• INPUT FOR THIS TASK
•••
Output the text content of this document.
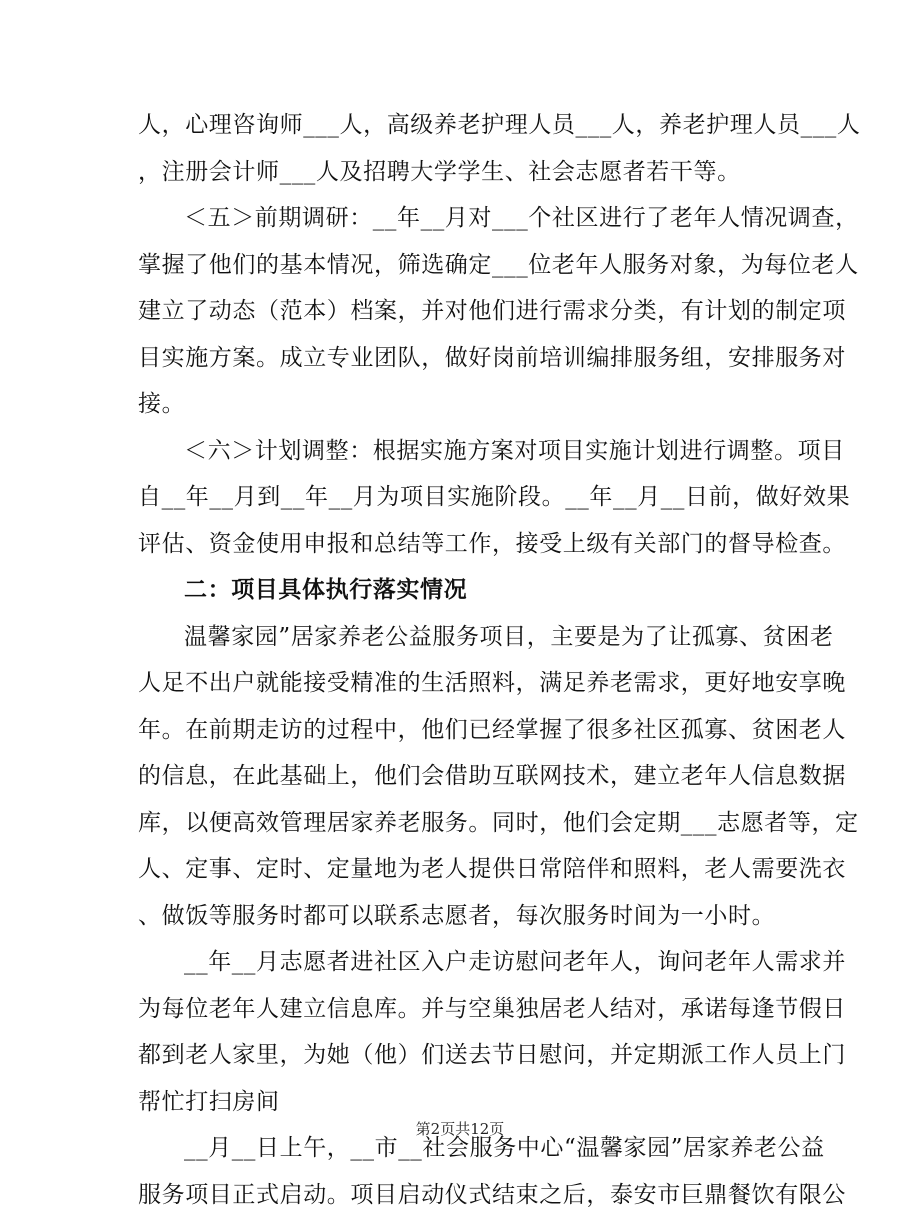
人，心理咨询师___人，高级养老护理人员___人，养老护理人员___人
，注册会计师___人及招聘大学学生、社会志愿者若干等。
＜五＞前期调研：__年__月对___个社区进行了老年人情况调查，
掌握了他们的基本情况，筛选确定___位老年人服务对象，为每位老人
建立了动态（范本）档案，并对他们进行需求分类，有计划的制定项
目实施方案。成立专业团队，做好岗前培训编排服务组，安排服务对
接。
＜六＞计划调整：根据实施方案对项目实施计划进行调整。项目
自__年__月到__年__月为项目实施阶段。__年__月__日前，做好效果
评估、资金使用申报和总结等工作，接受上级有关部门的督导检查。
二：项目具体执行落实情况
温馨家园”居家养老公益服务项目，主要是为了让孤寡、贫困老
人足不出户就能接受精准的生活照料，满足养老需求，更好地安享晚
年。在前期走访的过程中，他们已经掌握了很多社区孤寡、贫困老人
的信息，在此基础上，他们会借助互联网技术，建立老年人信息数据
库，以便高效管理居家养老服务。同时，他们会定期___志愿者等，定
人、定事、定时、定量地为老人提供日常陪伴和照料，老人需要洗衣
、做饭等服务时都可以联系志愿者，每次服务时间为一小时。
__年__月志愿者进社区入户走访慰问老年人，询问老年人需求并
为每位老年人建立信息库。并与空巢独居老人结对，承诺每逢节假日
都到老人家里，为她（他）们送去节日慰问，并定期派工作人员上门
帮忙打扫房间
__月__日上午，__市__社会服务中心“温馨家园”居家养老公益
服务项目正式启动。项目启动仪式结束之后，泰安市巨鼎餐饮有限公
第2页共12页
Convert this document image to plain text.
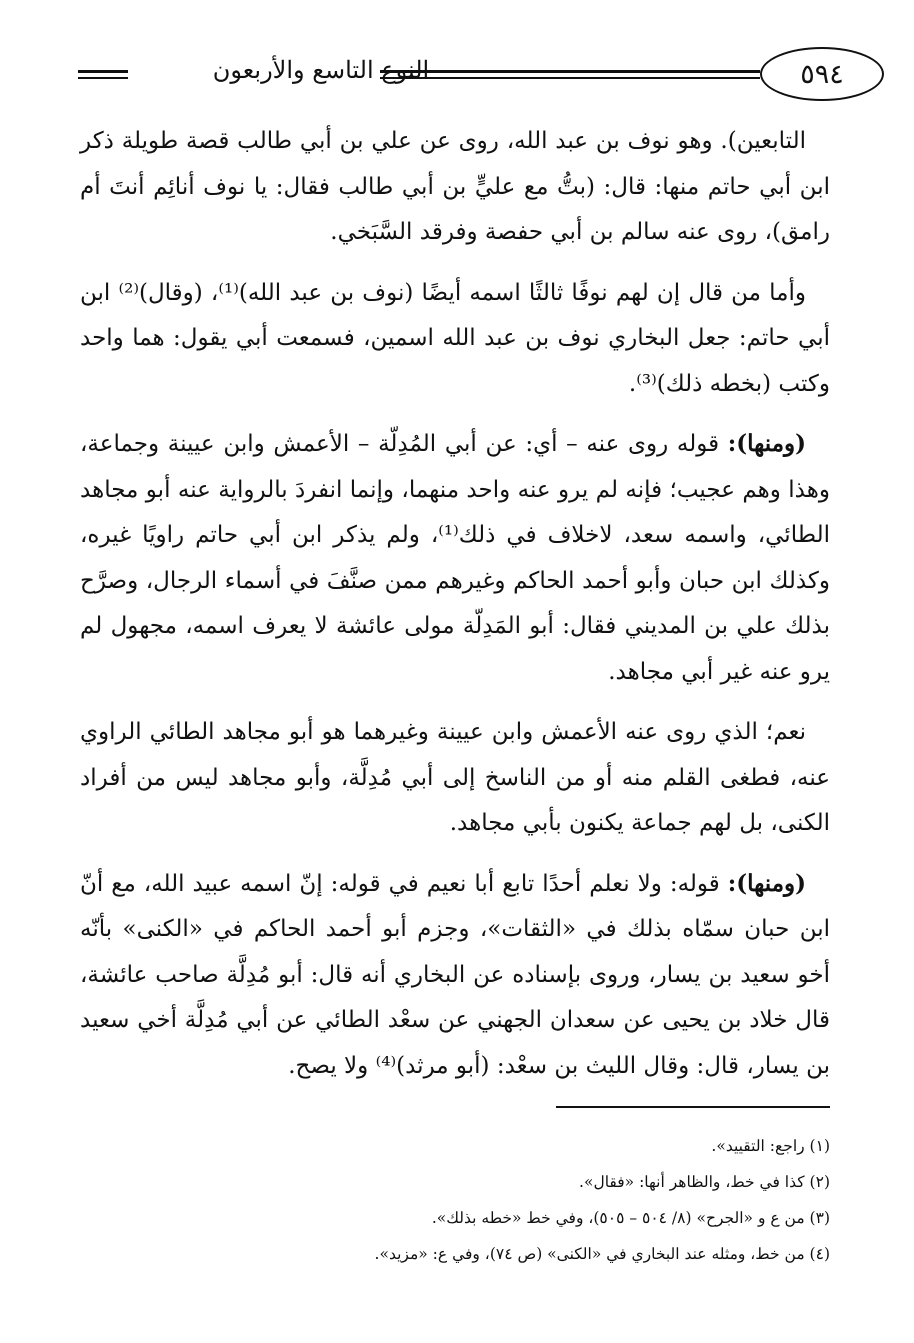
٥٩٤
النوع التاسع والأربعون

التابعين). وهو نوف بن عبد الله، روى عن علي بن أبي طالب قصة طويلة ذكر ابن أبي حاتم منها: قال: (بتُّ مع عليٍّ بن أبي طالب فقال: يا نوف أنائِم أنتَ أم رامق)، روى عنه سالم بن أبي حفصة وفرقد السَّبَخي.

وأما من قال إن لهم نوفًا ثالثًا اسمه أيضًا (نوف بن عبد الله)⁽¹⁾، (وقال)⁽²⁾ ابن أبي حاتم: جعل البخاري نوف بن عبد الله اسمين، فسمعت أبي يقول: هما واحد وكتب (بخطه ذلك)⁽³⁾.

(ومنها): قوله روى عنه – أي: عن أبي المُدِلّة – الأعمش وابن عيينة وجماعة، وهذا وهم عجيب؛ فإنه لم يرو عنه واحد منهما، وإنما انفردَ بالرواية عنه أبو مجاهد الطائي، واسمه سعد، لاخلاف في ذلك⁽¹⁾، ولم يذكر ابن أبي حاتم راويًا غيره، وكذلك ابن حبان وأبو أحمد الحاكم وغيرهم ممن صنَّفَ في أسماء الرجال، وصرَّح بذلك علي بن المديني فقال: أبو المَدِلّة مولى عائشة لا يعرف اسمه، مجهول لم يرو عنه غير أبي مجاهد.

نعم؛ الذي روى عنه الأعمش وابن عيينة وغيرهما هو أبو مجاهد الطائي الراوي عنه، فطغى القلم منه أو من الناسخ إلى أبي مُدِلَّة، وأبو مجاهد ليس من أفراد الكنى، بل لهم جماعة يكنون بأبي مجاهد.

(ومنها): قوله: ولا نعلم أحدًا تابع أبا نعيم في قوله: إنّ اسمه عبيد الله، مع أنّ ابن حبان سمّاه بذلك في «الثقات»، وجزم أبو أحمد الحاكم في «الكنى» بأنّه أخو سعيد بن يسار، وروى بإسناده عن البخاري أنه قال: أبو مُدِلَّة صاحب عائشة، قال خلاد بن يحيى عن سعدان الجهني عن سعْد الطائي عن أبي مُدِلَّة أخي سعيد بن يسار، قال: وقال الليث بن سعْد: (أبو مرثد)⁽⁴⁾ ولا يصح.

(١) راجع: التقييد».
(٢) كذا في خط، والظاهر أنها: «فقال».
(٣) من ع و «الجرح» (٨/ ٥٠٤ – ٥٠٥)، وفي خط «خطه بذلك».
(٤) من خط، ومثله عند البخاري في «الكنى» (ص ٧٤)، وفي ع: «مزيد».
•••
• DO THIS
Quote the material in full and exactly; do not carry over its pictures.

• ANSWER FOR THE TASK
Output the text content of this document.
人，心理咨询师___人，高级养老护理人员___人，养老护理人员___人
，注册会计师___人及招聘大学学生、社会志愿者若干等。
＜五＞前期调研：__年__月对___个社区进行了老年人情况调查，
掌握了他们的基本情况，筛选确定___位老年人服务对象，为每位老人
建立了动态（范本）档案，并对他们进行需求分类，有计划的制定项
目实施方案。成立专业团队，做好岗前培训编排服务组，安排服务对
接。
＜六＞计划调整：根据实施方案对项目实施计划进行调整。项目
自__年__月到__年__月为项目实施阶段。__年__月__日前，做好效果
评估、资金使用申报和总结等工作，接受上级有关部门的督导检查。
二：项目具体执行落实情况
温馨家园”居家养老公益服务项目，主要是为了让孤寡、贫困老
人足不出户就能接受精准的生活照料，满足养老需求，更好地安享晚
年。在前期走访的过程中，他们已经掌握了很多社区孤寡、贫困老人
的信息，在此基础上，他们会借助互联网技术，建立老年人信息数据
库，以便高效管理居家养老服务。同时，他们会定期___志愿者等，定
人、定事、定时、定量地为老人提供日常陪伴和照料，老人需要洗衣
、做饭等服务时都可以联系志愿者，每次服务时间为一小时。
__年__月志愿者进社区入户走访慰问老年人，询问老年人需求并
为每位老年人建立信息库。并与空巢独居老人结对，承诺每逢节假日
都到老人家里，为她（他）们送去节日慰问，并定期派工作人员上门
帮忙打扫房间
__月__日上午，__市__社会服务中心“温馨家园”居家养老公益
服务项目正式启动。项目启动仪式结束之后，泰安市巨鼎餐饮有限公
第2页共12页
Convert this document image to plain text.
٥٩٤
النوع التاسع والأربعون

التابعين). وهو نوف بن عبد الله، روى عن علي بن أبي طالب قصة طويلة ذكر ابن أبي حاتم منها: قال: (بتُّ مع عليٍّ بن أبي طالب فقال: يا نوف أنائِم أنتَ أم رامق)، روى عنه سالم بن أبي حفصة وفرقد السَّبَخي.

وأما من قال إن لهم نوفًا ثالثًا اسمه أيضًا (نوف بن عبد الله)⁽¹⁾، (وقال)⁽²⁾ ابن أبي حاتم: جعل البخاري نوف بن عبد الله اسمين، فسمعت أبي يقول: هما واحد وكتب (بخطه ذلك)⁽³⁾.

(ومنها): قوله روى عنه – أي: عن أبي المُدِلّة – الأعمش وابن عيينة وجماعة، وهذا وهم عجيب؛ فإنه لم يرو عنه واحد منهما، وإنما انفردَ بالرواية عنه أبو مجاهد الطائي، واسمه سعد، لاخلاف في ذلك⁽¹⁾، ولم يذكر ابن أبي حاتم راويًا غيره، وكذلك ابن حبان وأبو أحمد الحاكم وغيرهم ممن صنَّفَ في أسماء الرجال، وصرَّح بذلك علي بن المديني فقال: أبو المَدِلّة مولى عائشة لا يعرف اسمه، مجهول لم يرو عنه غير أبي مجاهد.

نعم؛ الذي روى عنه الأعمش وابن عيينة وغيرهما هو أبو مجاهد الطائي الراوي عنه، فطغى القلم منه أو من الناسخ إلى أبي مُدِلَّة، وأبو مجاهد ليس من أفراد الكنى، بل لهم جماعة يكنون بأبي مجاهد.

(ومنها): قوله: ولا نعلم أحدًا تابع أبا نعيم في قوله: إنّ اسمه عبيد الله، مع أنّ ابن حبان سمّاه بذلك في «الثقات»، وجزم أبو أحمد الحاكم في «الكنى» بأنّه أخو سعيد بن يسار، وروى بإسناده عن البخاري أنه قال: أبو مُدِلَّة صاحب عائشة، قال خلاد بن يحيى عن سعدان الجهني عن سعْد الطائي عن أبي مُدِلَّة أخي سعيد بن يسار، قال: وقال الليث بن سعْد: (أبو مرثد)⁽⁴⁾ ولا يصح.

(١) راجع: التقييد».
(٢) كذا في خط، والظاهر أنها: «فقال».
(٣) من ع و «الجرح» (٨/ ٥٠٤ – ٥٠٥)، وفي خط «خطه بذلك».
(٤) من خط، ومثله عند البخاري في «الكنى» (ص ٧٤)، وفي ع: «مزيد».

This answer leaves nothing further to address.